YOUR GOAL> Scan the data below for the string "shares". Copy every line where it appears.

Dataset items

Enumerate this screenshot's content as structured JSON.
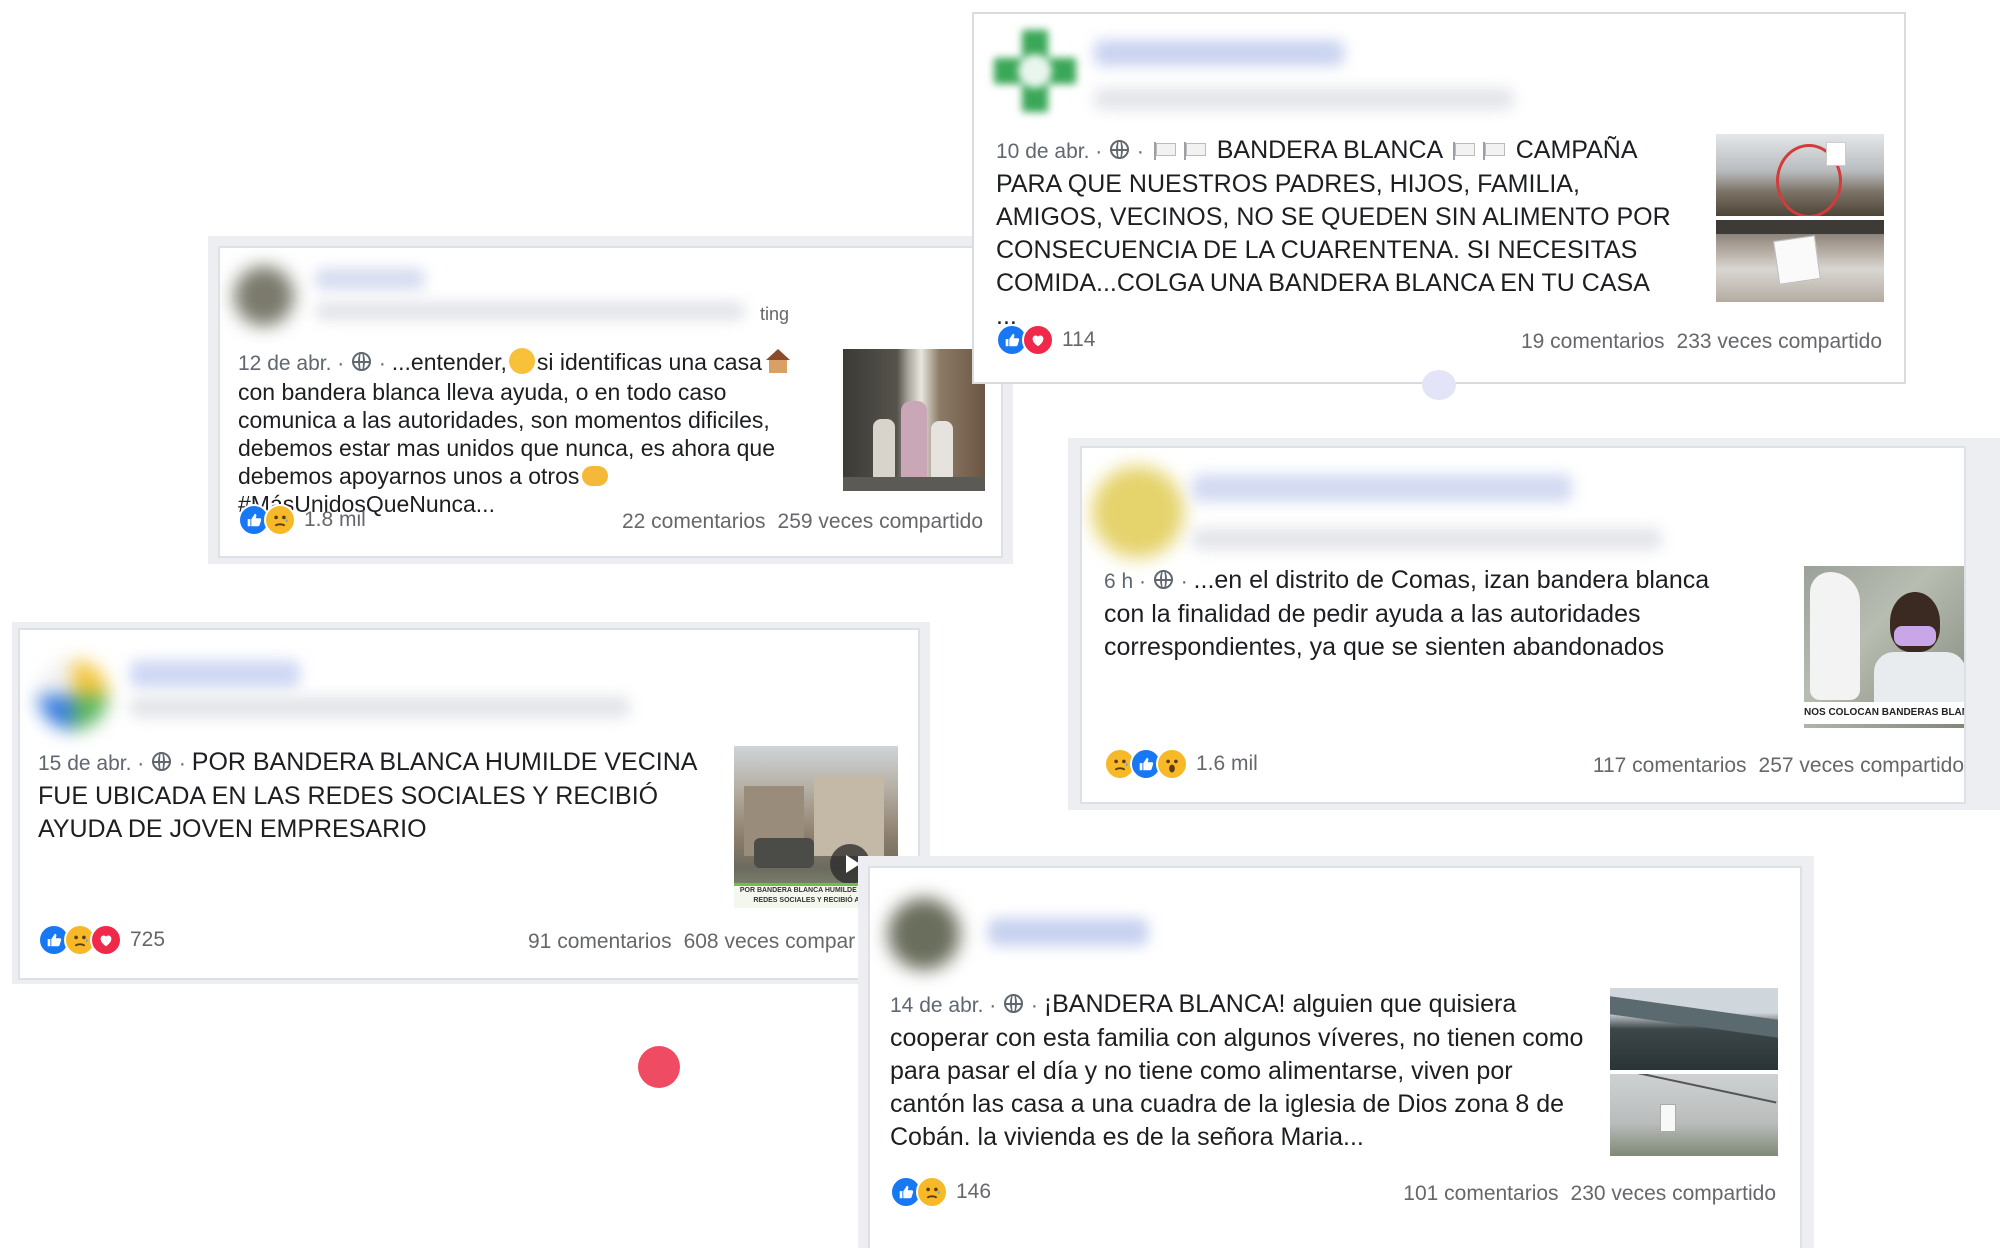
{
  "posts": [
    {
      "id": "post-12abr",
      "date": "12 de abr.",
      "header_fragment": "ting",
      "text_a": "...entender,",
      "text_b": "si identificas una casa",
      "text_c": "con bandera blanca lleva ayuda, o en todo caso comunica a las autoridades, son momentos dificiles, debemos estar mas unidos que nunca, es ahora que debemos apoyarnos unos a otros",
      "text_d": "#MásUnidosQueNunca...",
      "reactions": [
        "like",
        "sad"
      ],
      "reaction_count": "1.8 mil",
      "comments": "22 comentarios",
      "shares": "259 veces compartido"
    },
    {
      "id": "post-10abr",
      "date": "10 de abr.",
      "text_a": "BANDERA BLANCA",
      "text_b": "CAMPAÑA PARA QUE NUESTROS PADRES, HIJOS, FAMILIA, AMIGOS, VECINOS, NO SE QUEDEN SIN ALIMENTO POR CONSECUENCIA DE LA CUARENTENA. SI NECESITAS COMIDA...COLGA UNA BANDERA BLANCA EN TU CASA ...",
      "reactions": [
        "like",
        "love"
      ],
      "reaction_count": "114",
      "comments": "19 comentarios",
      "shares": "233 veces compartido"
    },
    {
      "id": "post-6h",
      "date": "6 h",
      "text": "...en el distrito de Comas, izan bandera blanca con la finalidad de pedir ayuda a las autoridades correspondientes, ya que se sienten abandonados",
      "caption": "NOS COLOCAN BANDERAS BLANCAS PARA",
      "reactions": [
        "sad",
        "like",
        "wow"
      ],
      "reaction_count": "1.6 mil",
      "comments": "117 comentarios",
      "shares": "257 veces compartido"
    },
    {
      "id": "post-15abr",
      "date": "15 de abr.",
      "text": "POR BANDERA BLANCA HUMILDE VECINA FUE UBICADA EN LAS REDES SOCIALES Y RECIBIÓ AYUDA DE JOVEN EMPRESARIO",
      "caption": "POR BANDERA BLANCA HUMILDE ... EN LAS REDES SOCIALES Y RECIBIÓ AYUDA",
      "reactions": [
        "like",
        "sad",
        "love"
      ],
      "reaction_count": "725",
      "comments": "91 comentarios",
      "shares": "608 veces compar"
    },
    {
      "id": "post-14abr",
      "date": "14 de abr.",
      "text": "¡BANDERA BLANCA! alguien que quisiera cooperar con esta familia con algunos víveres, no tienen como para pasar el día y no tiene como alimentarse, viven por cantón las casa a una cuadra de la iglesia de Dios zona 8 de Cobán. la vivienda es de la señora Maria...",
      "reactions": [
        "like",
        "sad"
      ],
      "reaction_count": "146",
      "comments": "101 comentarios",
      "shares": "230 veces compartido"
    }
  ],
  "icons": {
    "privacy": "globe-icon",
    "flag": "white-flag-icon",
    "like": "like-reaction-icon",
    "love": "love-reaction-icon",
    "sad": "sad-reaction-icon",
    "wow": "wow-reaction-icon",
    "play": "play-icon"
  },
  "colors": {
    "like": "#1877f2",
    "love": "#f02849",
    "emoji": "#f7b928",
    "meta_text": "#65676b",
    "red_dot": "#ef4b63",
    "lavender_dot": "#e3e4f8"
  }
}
...
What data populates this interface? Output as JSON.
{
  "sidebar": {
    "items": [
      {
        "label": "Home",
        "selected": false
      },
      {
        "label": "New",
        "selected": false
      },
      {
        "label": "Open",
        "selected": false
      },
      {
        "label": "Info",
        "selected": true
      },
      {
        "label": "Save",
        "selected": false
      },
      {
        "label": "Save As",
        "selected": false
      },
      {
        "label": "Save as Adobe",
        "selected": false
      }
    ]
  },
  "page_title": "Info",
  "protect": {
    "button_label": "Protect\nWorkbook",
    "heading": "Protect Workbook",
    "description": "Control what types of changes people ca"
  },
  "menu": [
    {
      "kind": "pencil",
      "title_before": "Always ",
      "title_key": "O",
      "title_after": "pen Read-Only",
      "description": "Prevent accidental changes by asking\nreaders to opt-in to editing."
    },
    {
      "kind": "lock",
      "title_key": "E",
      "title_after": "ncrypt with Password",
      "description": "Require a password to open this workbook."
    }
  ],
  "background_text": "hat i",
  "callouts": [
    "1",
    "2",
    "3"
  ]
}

CORRECT ANSWER>
      "shares": "259 veces compartido"
      "shares": "233 veces compartido"
      "shares": "257 veces compartido"
      "shares": "608 veces compar"
      "shares": "230 veces compartido"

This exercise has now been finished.